Stored dataset items
____________

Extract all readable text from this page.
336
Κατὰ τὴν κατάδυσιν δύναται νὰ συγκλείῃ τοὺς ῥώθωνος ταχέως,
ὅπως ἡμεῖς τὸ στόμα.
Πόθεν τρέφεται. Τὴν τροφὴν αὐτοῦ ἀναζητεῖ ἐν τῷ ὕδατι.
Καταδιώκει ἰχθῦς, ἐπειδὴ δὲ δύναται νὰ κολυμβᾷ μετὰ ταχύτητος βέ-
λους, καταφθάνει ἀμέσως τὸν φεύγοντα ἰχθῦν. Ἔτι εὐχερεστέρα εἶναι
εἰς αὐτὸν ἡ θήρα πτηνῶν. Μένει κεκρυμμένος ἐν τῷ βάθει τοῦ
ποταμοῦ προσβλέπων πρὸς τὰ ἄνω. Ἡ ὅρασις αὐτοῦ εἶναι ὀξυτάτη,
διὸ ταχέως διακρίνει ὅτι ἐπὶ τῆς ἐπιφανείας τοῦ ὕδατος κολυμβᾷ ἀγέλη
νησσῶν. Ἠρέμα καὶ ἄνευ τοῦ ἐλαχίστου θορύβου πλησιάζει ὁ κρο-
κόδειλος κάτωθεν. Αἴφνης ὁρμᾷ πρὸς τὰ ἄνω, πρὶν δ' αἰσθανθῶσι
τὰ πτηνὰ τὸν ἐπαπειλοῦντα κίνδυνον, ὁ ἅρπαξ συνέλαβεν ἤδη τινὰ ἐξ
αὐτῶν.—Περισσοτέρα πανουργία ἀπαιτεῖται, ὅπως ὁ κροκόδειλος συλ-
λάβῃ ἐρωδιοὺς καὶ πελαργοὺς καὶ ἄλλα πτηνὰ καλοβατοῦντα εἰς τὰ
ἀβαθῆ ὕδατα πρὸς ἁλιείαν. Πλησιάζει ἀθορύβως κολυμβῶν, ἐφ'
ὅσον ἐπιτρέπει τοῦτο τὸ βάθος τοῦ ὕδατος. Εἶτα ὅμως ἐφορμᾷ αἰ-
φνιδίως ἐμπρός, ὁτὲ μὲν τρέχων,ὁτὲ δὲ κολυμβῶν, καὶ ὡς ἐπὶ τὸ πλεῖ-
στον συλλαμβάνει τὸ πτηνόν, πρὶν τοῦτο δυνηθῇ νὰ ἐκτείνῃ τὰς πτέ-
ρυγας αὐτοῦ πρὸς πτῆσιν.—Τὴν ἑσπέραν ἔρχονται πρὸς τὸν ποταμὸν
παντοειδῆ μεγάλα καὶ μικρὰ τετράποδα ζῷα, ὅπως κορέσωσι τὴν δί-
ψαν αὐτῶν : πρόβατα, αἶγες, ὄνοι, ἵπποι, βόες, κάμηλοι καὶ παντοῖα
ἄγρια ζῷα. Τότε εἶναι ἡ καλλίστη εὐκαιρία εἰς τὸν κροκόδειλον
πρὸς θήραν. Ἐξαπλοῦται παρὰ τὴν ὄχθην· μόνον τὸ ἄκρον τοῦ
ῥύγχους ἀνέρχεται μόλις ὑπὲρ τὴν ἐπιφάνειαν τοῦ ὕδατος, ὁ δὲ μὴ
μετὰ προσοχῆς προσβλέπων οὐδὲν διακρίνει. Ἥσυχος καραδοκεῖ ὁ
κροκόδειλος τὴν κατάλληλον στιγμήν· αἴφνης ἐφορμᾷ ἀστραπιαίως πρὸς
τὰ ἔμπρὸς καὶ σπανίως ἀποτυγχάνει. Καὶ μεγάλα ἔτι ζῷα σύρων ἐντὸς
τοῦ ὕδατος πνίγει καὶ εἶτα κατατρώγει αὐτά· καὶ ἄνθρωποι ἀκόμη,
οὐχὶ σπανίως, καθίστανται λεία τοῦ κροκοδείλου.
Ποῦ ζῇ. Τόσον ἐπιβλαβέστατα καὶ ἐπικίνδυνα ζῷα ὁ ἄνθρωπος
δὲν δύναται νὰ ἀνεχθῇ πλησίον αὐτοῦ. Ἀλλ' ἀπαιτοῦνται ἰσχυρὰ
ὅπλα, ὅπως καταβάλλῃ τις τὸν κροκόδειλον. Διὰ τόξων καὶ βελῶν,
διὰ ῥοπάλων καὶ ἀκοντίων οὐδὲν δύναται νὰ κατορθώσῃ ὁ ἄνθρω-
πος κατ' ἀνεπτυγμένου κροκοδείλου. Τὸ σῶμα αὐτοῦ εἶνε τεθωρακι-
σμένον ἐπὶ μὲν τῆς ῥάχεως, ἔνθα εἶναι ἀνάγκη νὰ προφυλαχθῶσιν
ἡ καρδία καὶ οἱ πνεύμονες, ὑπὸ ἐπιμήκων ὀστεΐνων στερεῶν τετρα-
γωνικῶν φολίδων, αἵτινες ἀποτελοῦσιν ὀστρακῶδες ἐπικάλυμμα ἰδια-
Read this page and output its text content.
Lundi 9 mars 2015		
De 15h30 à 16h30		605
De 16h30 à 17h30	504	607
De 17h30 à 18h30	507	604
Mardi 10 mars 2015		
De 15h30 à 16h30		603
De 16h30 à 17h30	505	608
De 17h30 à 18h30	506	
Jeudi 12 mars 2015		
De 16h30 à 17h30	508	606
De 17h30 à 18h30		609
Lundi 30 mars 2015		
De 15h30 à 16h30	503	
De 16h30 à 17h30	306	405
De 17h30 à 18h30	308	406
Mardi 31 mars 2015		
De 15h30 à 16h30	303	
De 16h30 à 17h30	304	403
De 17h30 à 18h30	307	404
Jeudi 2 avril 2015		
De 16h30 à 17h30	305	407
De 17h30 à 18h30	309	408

____________

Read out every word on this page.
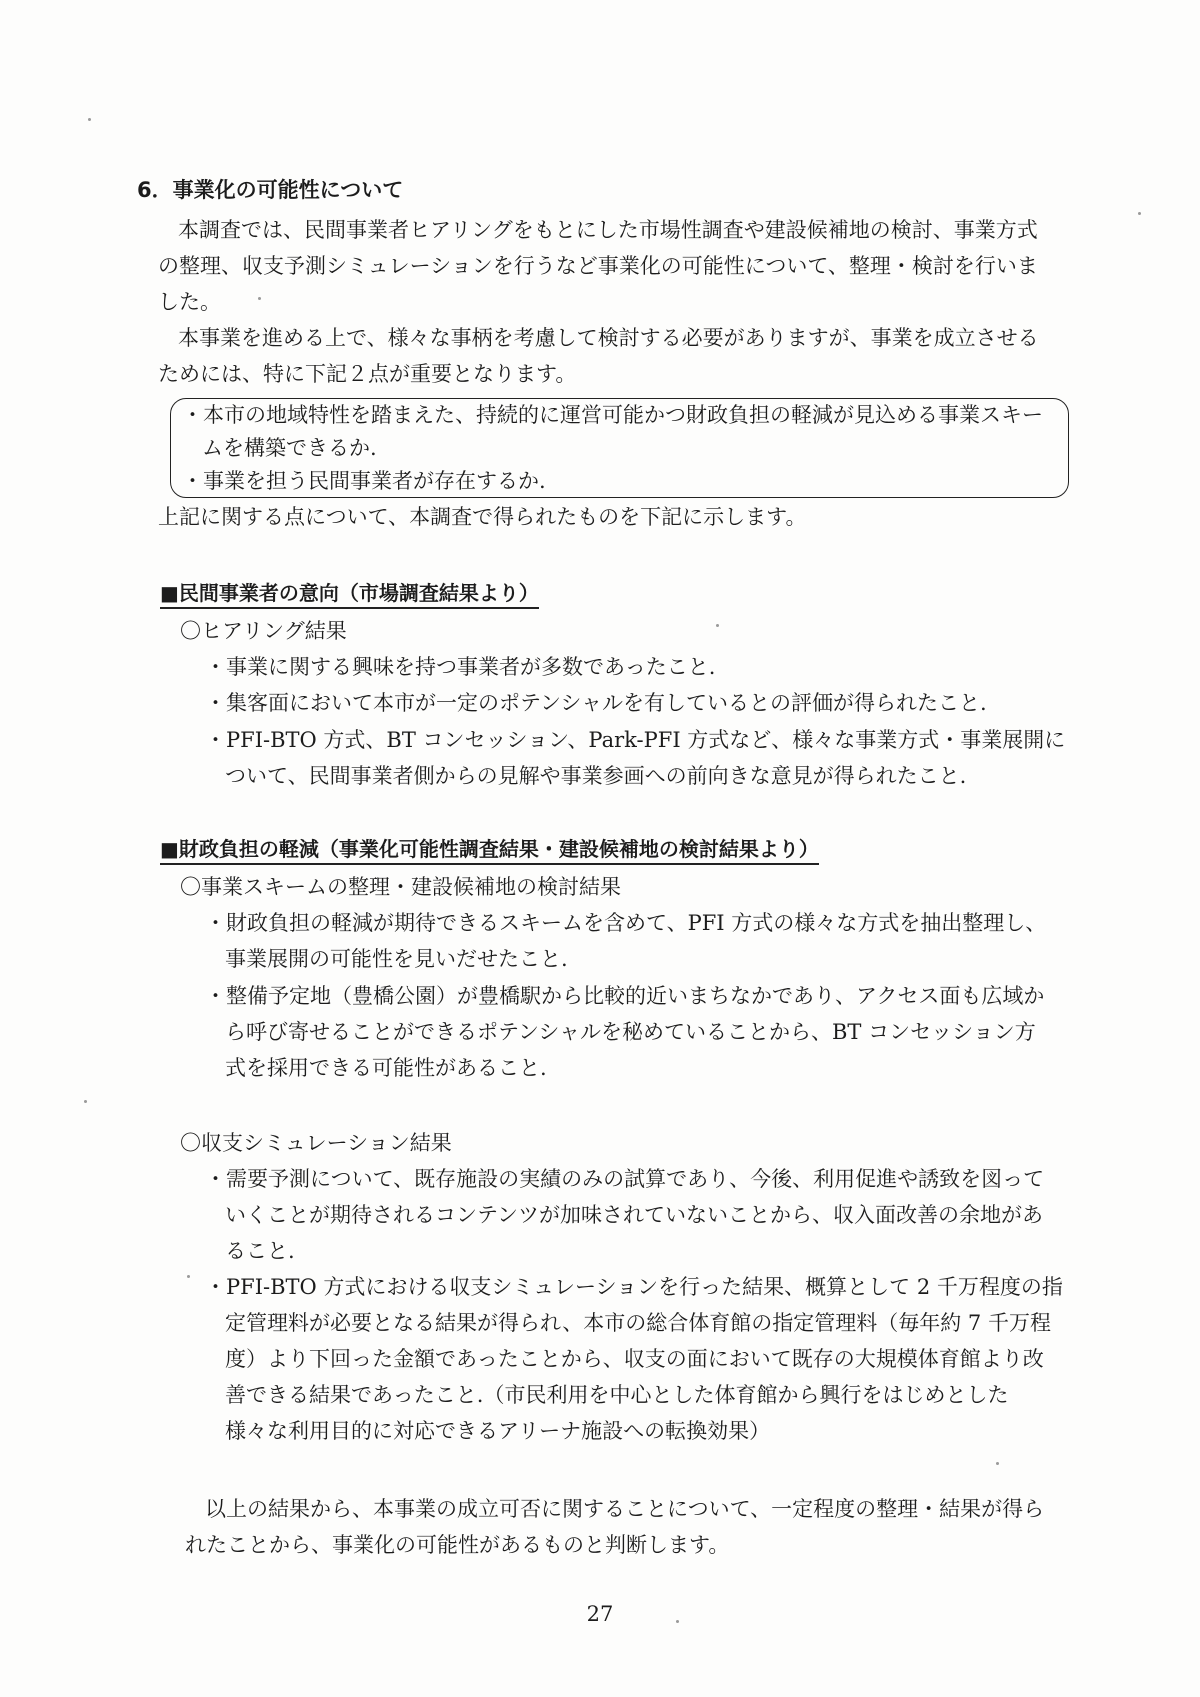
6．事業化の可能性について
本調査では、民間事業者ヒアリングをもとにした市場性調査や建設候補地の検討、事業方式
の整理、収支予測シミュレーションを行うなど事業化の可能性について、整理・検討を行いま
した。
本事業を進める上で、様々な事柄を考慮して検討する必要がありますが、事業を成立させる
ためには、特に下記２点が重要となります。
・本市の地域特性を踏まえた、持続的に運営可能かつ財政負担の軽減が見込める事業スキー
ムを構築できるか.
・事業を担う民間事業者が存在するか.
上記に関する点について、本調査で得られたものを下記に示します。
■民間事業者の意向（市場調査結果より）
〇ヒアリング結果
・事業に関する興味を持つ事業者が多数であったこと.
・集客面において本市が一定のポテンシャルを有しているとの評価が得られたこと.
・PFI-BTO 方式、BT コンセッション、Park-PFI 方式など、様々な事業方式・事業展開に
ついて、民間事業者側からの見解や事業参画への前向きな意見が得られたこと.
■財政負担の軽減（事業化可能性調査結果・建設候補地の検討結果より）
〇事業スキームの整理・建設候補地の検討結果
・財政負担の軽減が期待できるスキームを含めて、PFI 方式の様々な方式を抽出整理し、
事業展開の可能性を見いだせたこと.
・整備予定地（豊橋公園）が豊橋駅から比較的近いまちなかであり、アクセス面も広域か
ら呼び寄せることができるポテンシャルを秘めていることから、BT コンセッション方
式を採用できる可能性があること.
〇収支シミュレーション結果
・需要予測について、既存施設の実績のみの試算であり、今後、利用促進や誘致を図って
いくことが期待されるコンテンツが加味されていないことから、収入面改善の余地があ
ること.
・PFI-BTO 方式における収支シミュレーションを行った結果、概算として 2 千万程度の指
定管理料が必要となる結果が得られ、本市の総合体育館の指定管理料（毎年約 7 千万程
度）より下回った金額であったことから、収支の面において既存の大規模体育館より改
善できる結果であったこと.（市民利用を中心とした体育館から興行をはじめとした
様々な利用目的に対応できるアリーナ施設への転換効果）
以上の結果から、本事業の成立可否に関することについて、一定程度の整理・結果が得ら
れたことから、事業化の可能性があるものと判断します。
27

____________

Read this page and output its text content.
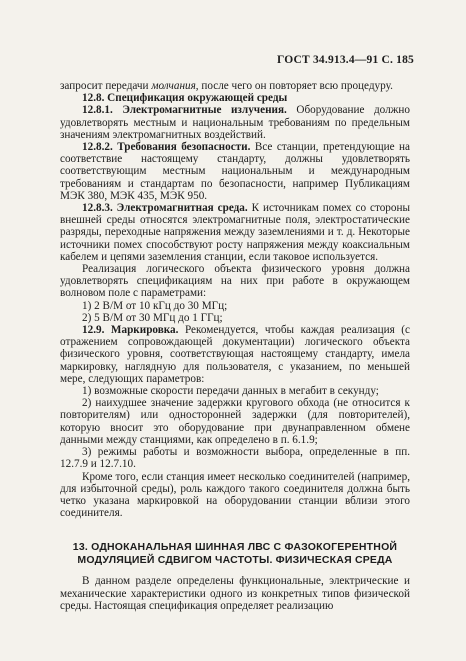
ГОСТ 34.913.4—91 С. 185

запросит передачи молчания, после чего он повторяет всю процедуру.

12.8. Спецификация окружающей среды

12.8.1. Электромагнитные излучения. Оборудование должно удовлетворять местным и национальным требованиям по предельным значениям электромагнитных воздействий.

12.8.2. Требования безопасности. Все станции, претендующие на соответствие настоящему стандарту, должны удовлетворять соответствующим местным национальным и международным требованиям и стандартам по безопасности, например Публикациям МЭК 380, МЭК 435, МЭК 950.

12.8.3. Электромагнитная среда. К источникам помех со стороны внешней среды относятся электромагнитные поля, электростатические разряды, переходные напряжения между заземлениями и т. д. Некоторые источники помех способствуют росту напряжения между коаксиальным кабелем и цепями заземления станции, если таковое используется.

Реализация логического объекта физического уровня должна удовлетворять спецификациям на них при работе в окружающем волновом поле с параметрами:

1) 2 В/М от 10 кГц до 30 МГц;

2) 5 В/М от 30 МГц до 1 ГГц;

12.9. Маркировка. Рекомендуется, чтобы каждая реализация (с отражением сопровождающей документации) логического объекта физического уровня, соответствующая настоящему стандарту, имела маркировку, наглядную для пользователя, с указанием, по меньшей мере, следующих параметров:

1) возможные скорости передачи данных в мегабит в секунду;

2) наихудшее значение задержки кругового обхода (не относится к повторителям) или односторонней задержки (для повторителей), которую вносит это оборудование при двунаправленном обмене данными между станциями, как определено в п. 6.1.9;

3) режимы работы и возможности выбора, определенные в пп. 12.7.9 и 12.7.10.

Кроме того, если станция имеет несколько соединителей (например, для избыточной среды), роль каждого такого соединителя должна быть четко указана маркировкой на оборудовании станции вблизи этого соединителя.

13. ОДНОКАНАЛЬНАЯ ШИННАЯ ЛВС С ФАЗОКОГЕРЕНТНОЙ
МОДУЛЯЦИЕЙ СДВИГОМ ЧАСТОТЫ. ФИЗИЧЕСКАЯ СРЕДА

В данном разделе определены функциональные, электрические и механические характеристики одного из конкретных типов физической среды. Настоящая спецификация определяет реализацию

____________

# [DIRECTIVE]
Pull out all lines from the listing that contain the string "σπανίως".

# [COMPLETED TASK]
τὰ ἔμπρὸς καὶ σπανίως ἀποτυγχάνει. Καὶ μεγάλα ἔτι ζῷα σύρων ἐντὸς
οὐχὶ σπανίως, καθίστανται λεία τοῦ κροκοδείλου.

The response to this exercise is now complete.